## Records shown
— Begin —

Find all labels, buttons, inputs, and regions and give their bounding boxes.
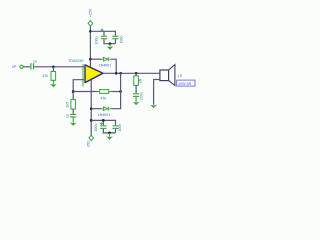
- wire input to C1: [23, 66, 30, 68]
- svg-text:1R: 1R: [139, 78, 143, 83]
- wire output node vertical down to D2: [111, 73, 120, 108]
- diode D2 1N4001: [101, 107, 111, 111]
- svg-text:1u: 1u: [65, 114, 69, 118]
- junction bottom ground rail: [108, 132, 111, 135]
- ground top rail: [107, 46, 114, 49]
- svg-text:1N4001: 1N4001: [98, 113, 111, 117]
- capacitor C7 220n plates: [133, 93, 139, 97]
- node junction input/R1: [52, 65, 55, 68]
- junction D1 tap: [89, 58, 92, 61]
- wire C5 bottom: [103, 129, 115, 133]
- wire R3 to C4: [72, 109, 74, 114]
- ground zobel: [133, 102, 140, 105]
- svg-text:-15V: -15V: [87, 140, 91, 148]
- junction feedback/output: [119, 72, 122, 75]
- connector +15V diamond: [88, 21, 93, 27]
- svg-text:100n: 100n: [118, 124, 122, 132]
- junction +rail corner: [89, 30, 92, 33]
- svg-text:47k: 47k: [100, 96, 106, 100]
- speaker horn: [169, 65, 175, 86]
- junction inv node: [72, 90, 75, 93]
- wire to top ground: [109, 44, 111, 47]
- svg-text:100u: 100u: [95, 37, 99, 45]
- junction top ground rail: [109, 42, 112, 45]
- resistor R3 1k5: [71, 100, 76, 109]
- ground input: [50, 84, 57, 87]
- capacitor C2 100u plus mark: [101, 29, 104, 32]
- svg-text:100n: 100n: [120, 36, 124, 44]
- ground inv network: [70, 123, 77, 126]
- wire C2 bottom: [104, 39, 115, 43]
- label box 10W 8R: [177, 80, 195, 86]
- wire op-amp -input: [73, 80, 84, 100]
- capacitor C4 1u plates: [70, 114, 76, 118]
- wire VS+ to D1 anode: [90, 58, 101, 60]
- capacitor C5 plates: [100, 125, 106, 129]
- svg-text:LS: LS: [178, 74, 183, 78]
- ground bottom rail: [106, 136, 113, 139]
- junction C5 tap: [102, 119, 105, 122]
- svg-text:1u: 1u: [33, 59, 37, 63]
- svg-text:10W 8R: 10W 8R: [178, 82, 191, 86]
- connector -15V diamond: [89, 135, 94, 141]
- ground speaker: [150, 105, 157, 108]
- wire VS- to D2 anode: [91, 108, 101, 110]
- svg-text:100u: 100u: [94, 124, 98, 132]
- resistor R2 47k feedback: [98, 90, 111, 94]
- svg-text:1k5: 1k5: [65, 102, 69, 108]
- diode D1 1N4001: [101, 57, 111, 61]
- wire R4 to C7: [135, 85, 137, 93]
- wire C6 bottom: [115, 129, 117, 133]
- wire op-amp output to speaker: [103, 72, 160, 74]
- junction D2 tap: [90, 107, 93, 110]
- capacitor C1: [30, 63, 34, 69]
- svg-text:1N4001: 1N4001: [99, 64, 112, 68]
- connector J1 input pin: [20, 65, 23, 68]
- wire zobel tap down: [135, 73, 137, 76]
- svg-text:I/P: I/P: [12, 65, 17, 69]
- wire +15V vertical to op-amp VS+: [89, 26, 91, 67]
- junction feedback right: [119, 90, 122, 93]
- svg-text:220n: 220n: [140, 92, 144, 100]
- resistor R1: [51, 72, 56, 81]
- wire D1 cathode to output node: [111, 59, 116, 73]
- wire to bottom ground: [109, 133, 111, 137]
- svg-text:47k: 47k: [42, 74, 48, 78]
- op-amp pins baseline green: [82, 64, 84, 87]
- capacitor C6 100n plates: [112, 125, 118, 129]
- capacitor C3 100n plates: [112, 36, 118, 40]
- svg-text:TDA2030: TDA2030: [68, 59, 83, 63]
- speaker LS1 box: [160, 70, 169, 81]
- op-amp U1 TDA2030 triangle: [85, 65, 103, 83]
- junction D1/output: [115, 72, 118, 75]
- junction -rail tap: [90, 119, 93, 122]
- wire +15V rail: [90, 31, 115, 35]
- capacitor C2 plates: [101, 36, 107, 40]
- wire R1 to ground: [52, 80, 54, 84]
- svg-text:+15V: +15V: [89, 8, 93, 17]
- wire -15V rail: [91, 120, 115, 125]
- wire C1 to op-amp +input: [34, 66, 84, 68]
- capacitor C5 100u plus mark: [100, 122, 103, 125]
- wire speaker bottom pin: [154, 80, 160, 105]
- junction zobel tap: [135, 72, 138, 75]
- wire feedback row right: [111, 91, 121, 93]
- wire C7 to ground: [135, 97, 137, 102]
- wire junction down to R1: [52, 67, 54, 72]
- wire C5 tap: [102, 120, 104, 125]
- wire feedback row left: [73, 91, 98, 93]
- resistor R4 1R: [134, 76, 139, 86]
- wire C2 tap: [103, 31, 105, 35]
- wire VS- vertical: [90, 80, 92, 136]
- wire C4 to ground: [72, 118, 74, 123]
- wire C3 bottom: [114, 39, 116, 43]
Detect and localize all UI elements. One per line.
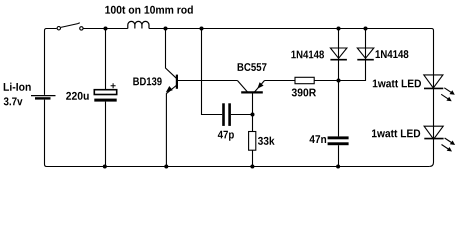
inductor L1 100t	[128, 21, 149, 28]
resistor R1 390R	[295, 77, 314, 83]
LED D3 1watt	[424, 75, 455, 101]
node top rail diode D2 junction	[364, 27, 368, 31]
wire BC557 base down to node	[252, 94, 254, 115]
transistor Q1 BD139	[166, 29, 177, 167]
wire 390R to node D	[314, 80, 338, 82]
label BC557	[238, 63, 267, 71]
wire bottom rail	[48, 166, 429, 168]
capacitor C2 47p	[222, 103, 252, 126]
node D 390R diode 47n junction	[337, 79, 341, 83]
label 47p	[218, 131, 234, 141]
label 3.7v	[4, 97, 23, 105]
node top rail 47p junction	[200, 27, 204, 31]
label 100t on 10mm rod	[105, 5, 193, 13]
node top rail BD139 collector junction	[164, 27, 168, 31]
label 390R	[292, 88, 316, 96]
label BD139	[133, 77, 161, 85]
LED D4 1watt	[424, 126, 455, 151]
capacitor C1 220u electrolytic	[94, 29, 116, 167]
wire BC557 emitter to 390R	[265, 80, 296, 82]
label 220u	[66, 92, 89, 100]
wire 47p top feed from rail	[202, 29, 223, 115]
label 47n	[310, 135, 327, 143]
label 1watt LED top	[373, 80, 421, 88]
resistor R2 33k	[249, 132, 256, 151]
switch SW1	[57, 23, 83, 30]
battery B1 Li-Ion	[31, 96, 56, 100]
label 1N4148 left	[291, 50, 324, 58]
node bottom rail 220u junction	[103, 165, 107, 169]
diode D1 1N4148	[330, 29, 347, 81]
wire top-left corner to switch	[45, 29, 57, 95]
node top rail 220u junction	[104, 27, 108, 31]
wire BD139 base to BC557 collector	[178, 80, 237, 82]
label 1watt LED bottom	[372, 129, 420, 137]
node bottom rail 33k junction	[250, 165, 254, 169]
wire node to 33k	[252, 115, 254, 132]
wire battery negative to bottom-left corner	[45, 100, 49, 167]
label 1N4148 right	[376, 50, 409, 58]
node 47p 33k BC557 base junction	[251, 113, 255, 117]
label Li-Ion	[4, 83, 31, 91]
node top rail diode D1 junction	[337, 27, 341, 31]
node bottom rail BD139 emitter junction	[164, 165, 168, 169]
wire top rail inductor to top-right corner	[149, 29, 434, 31]
label 33k	[258, 137, 275, 145]
wire top rail switch to inductor	[83, 28, 128, 30]
diode D2 1N4148	[339, 29, 374, 81]
wire bottom-right corner and right rail	[429, 31, 433, 167]
node bottom rail 47n junction	[336, 165, 340, 169]
capacitor C3 47n	[328, 81, 349, 167]
transistor Q2 BC557	[237, 81, 264, 93]
wire 33k to bottom rail	[252, 150, 254, 166]
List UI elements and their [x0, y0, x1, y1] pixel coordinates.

— End —

Copy all of the rows above word for word, every line unchanged, leaving out only the pictures.

## Finished exercise
Find all labels, buttons, inputs, and regions and give their bounding boxes.
- wire input to C1: [23, 66, 30, 68]
- svg-text:1R: 1R: [139, 78, 143, 83]
- wire output node vertical down to D2: [111, 73, 120, 108]
- diode D2 1N4001: [101, 107, 111, 111]
- svg-text:1u: 1u: [65, 114, 69, 118]
- junction bottom ground rail: [108, 132, 111, 135]
- ground top rail: [107, 46, 114, 49]
- svg-text:1N4001: 1N4001: [98, 113, 111, 117]
- capacitor C7 220n plates: [133, 93, 139, 97]
- node junction input/R1: [52, 65, 55, 68]
- junction D1 tap: [89, 58, 92, 61]
- wire C5 bottom: [103, 129, 115, 133]
- wire R3 to C4: [72, 109, 74, 114]
- ground zobel: [133, 102, 140, 105]
- svg-text:-15V: -15V: [87, 140, 91, 148]
- junction feedback/output: [119, 72, 122, 75]
- connector +15V diamond: [88, 21, 93, 27]
- svg-text:100n: 100n: [118, 124, 122, 132]
- junction +rail corner: [89, 30, 92, 33]
- svg-text:47k: 47k: [100, 96, 106, 100]
- speaker horn: [169, 65, 175, 86]
- junction inv node: [72, 90, 75, 93]
- wire to top ground: [109, 44, 111, 47]
- svg-text:100u: 100u: [95, 37, 99, 45]
- junction top ground rail: [109, 42, 112, 45]
- resistor R3 1k5: [71, 100, 76, 109]
- ground input: [50, 84, 57, 87]
- capacitor C2 100u plus mark: [101, 29, 104, 32]
- svg-text:100n: 100n: [120, 36, 124, 44]
- ground inv network: [70, 123, 77, 126]
- wire C2 bottom: [104, 39, 115, 43]
- label box 10W 8R: [177, 80, 195, 86]
- wire op-amp -input: [73, 80, 84, 100]
- capacitor C4 1u plates: [70, 114, 76, 118]
- wire VS+ to D1 anode: [90, 58, 101, 60]
- capacitor C5 plates: [100, 125, 106, 129]
- svg-text:LS: LS: [178, 74, 183, 78]
- ground bottom rail: [106, 136, 113, 139]
- junction C5 tap: [102, 119, 105, 122]
- svg-text:1u: 1u: [33, 59, 37, 63]
- svg-text:10W 8R: 10W 8R: [178, 82, 191, 86]
- connector -15V diamond: [89, 135, 94, 141]
- ground speaker: [150, 105, 157, 108]
- wire VS- to D2 anode: [91, 108, 101, 110]
- svg-text:100u: 100u: [94, 124, 98, 132]
- resistor R2 47k feedback: [98, 90, 111, 94]
- svg-text:1k5: 1k5: [65, 102, 69, 108]
- diode D1 1N4001: [101, 57, 111, 61]
- wire R4 to C7: [135, 85, 137, 93]
- wire C6 bottom: [115, 129, 117, 133]
- wire op-amp output to speaker: [103, 72, 160, 74]
- junction D2 tap: [90, 107, 93, 110]
- capacitor C1: [30, 63, 34, 69]
- svg-text:1N4001: 1N4001: [99, 64, 112, 68]
- connector J1 input pin: [20, 65, 23, 68]
- wire zobel tap down: [135, 73, 137, 76]
- svg-text:I/P: I/P: [12, 65, 17, 69]
- wire +15V vertical to op-amp VS+: [89, 26, 91, 67]
- junction feedback right: [119, 90, 122, 93]
- svg-text:220n: 220n: [140, 92, 144, 100]
- resistor R1: [51, 72, 56, 81]
- wire D1 cathode to output node: [111, 59, 116, 73]
- wire to bottom ground: [109, 133, 111, 137]
- svg-text:47k: 47k: [42, 74, 48, 78]
- op-amp pins baseline green: [82, 64, 84, 87]
- capacitor C6 100n plates: [112, 125, 118, 129]
- capacitor C3 100n plates: [112, 36, 118, 40]
- svg-text:TDA2030: TDA2030: [68, 59, 83, 63]
- speaker LS1 box: [160, 70, 169, 81]
- op-amp U1 TDA2030 triangle: [85, 65, 103, 83]
- junction D1/output: [115, 72, 118, 75]
- junction -rail tap: [90, 119, 93, 122]
- wire +15V rail: [90, 31, 115, 35]
- capacitor C2 plates: [101, 36, 107, 40]
- wire R1 to ground: [52, 80, 54, 84]
- svg-text:+15V: +15V: [89, 8, 93, 17]
- wire -15V rail: [91, 120, 115, 125]
- wire C1 to op-amp +input: [34, 66, 84, 68]
- capacitor C5 100u plus mark: [100, 122, 103, 125]
- wire speaker bottom pin: [154, 80, 160, 105]
- junction zobel tap: [135, 72, 138, 75]
- wire feedback row right: [111, 91, 121, 93]
- wire C7 to ground: [135, 97, 137, 102]
- wire junction down to R1: [52, 67, 54, 72]
- wire C5 tap: [102, 120, 104, 125]
- wire feedback row left: [73, 91, 98, 93]
- resistor R4 1R: [134, 76, 139, 86]
- wire C2 tap: [103, 31, 105, 35]
- wire VS- vertical: [90, 80, 92, 136]
- wire C4 to ground: [72, 118, 74, 123]
- wire C3 bottom: [114, 39, 116, 43]
Detect and localize all UI elements. One per line.
inductor L1 100t	[128, 21, 149, 28]
resistor R1 390R	[295, 77, 314, 83]
LED D3 1watt	[424, 75, 455, 101]
node top rail diode D2 junction	[364, 27, 368, 31]
wire BC557 base down to node	[252, 94, 254, 115]
transistor Q1 BD139	[166, 29, 177, 167]
wire 390R to node D	[314, 80, 338, 82]
label BC557	[238, 63, 267, 71]
wire bottom rail	[48, 166, 429, 168]
capacitor C2 47p	[222, 103, 252, 126]
node D 390R diode 47n junction	[337, 79, 341, 83]
label 47p	[218, 131, 234, 141]
label 3.7v	[4, 97, 23, 105]
node top rail 47p junction	[200, 27, 204, 31]
label 100t on 10mm rod	[105, 5, 193, 13]
node top rail BD139 collector junction	[164, 27, 168, 31]
label 390R	[292, 88, 316, 96]
label BD139	[133, 77, 161, 85]
LED D4 1watt	[424, 126, 455, 151]
capacitor C1 220u electrolytic	[94, 29, 116, 167]
wire BC557 emitter to 390R	[265, 80, 296, 82]
label 220u	[66, 92, 89, 100]
wire 47p top feed from rail	[202, 29, 223, 115]
label 47n	[310, 135, 327, 143]
label 1watt LED top	[373, 80, 421, 88]
resistor R2 33k	[249, 132, 256, 151]
switch SW1	[57, 23, 83, 30]
battery B1 Li-Ion	[31, 96, 56, 100]
label 1N4148 left	[291, 50, 324, 58]
node bottom rail 220u junction	[103, 165, 107, 169]
diode D1 1N4148	[330, 29, 347, 81]
wire top-left corner to switch	[45, 29, 57, 95]
node top rail 220u junction	[104, 27, 108, 31]
wire BD139 base to BC557 collector	[178, 80, 237, 82]
label 1watt LED bottom	[372, 129, 420, 137]
node bottom rail 33k junction	[250, 165, 254, 169]
wire node to 33k	[252, 115, 254, 132]
wire battery negative to bottom-left corner	[45, 100, 49, 167]
label 1N4148 right	[376, 50, 409, 58]
node 47p 33k BC557 base junction	[251, 113, 255, 117]
label Li-Ion	[4, 83, 31, 91]
node top rail diode D1 junction	[337, 27, 341, 31]
node bottom rail BD139 emitter junction	[164, 165, 168, 169]
wire top rail inductor to top-right corner	[149, 29, 434, 31]
label 33k	[258, 137, 275, 145]
wire top rail switch to inductor	[83, 28, 128, 30]
diode D2 1N4148	[339, 29, 374, 81]
wire bottom-right corner and right rail	[429, 31, 433, 167]
node bottom rail 47n junction	[336, 165, 340, 169]
capacitor C3 47n	[328, 81, 349, 167]
transistor Q2 BC557	[237, 81, 264, 93]
wire 33k to bottom rail	[252, 150, 254, 166]
List UI elements and their [x0, y0, x1, y1] pixel coordinates.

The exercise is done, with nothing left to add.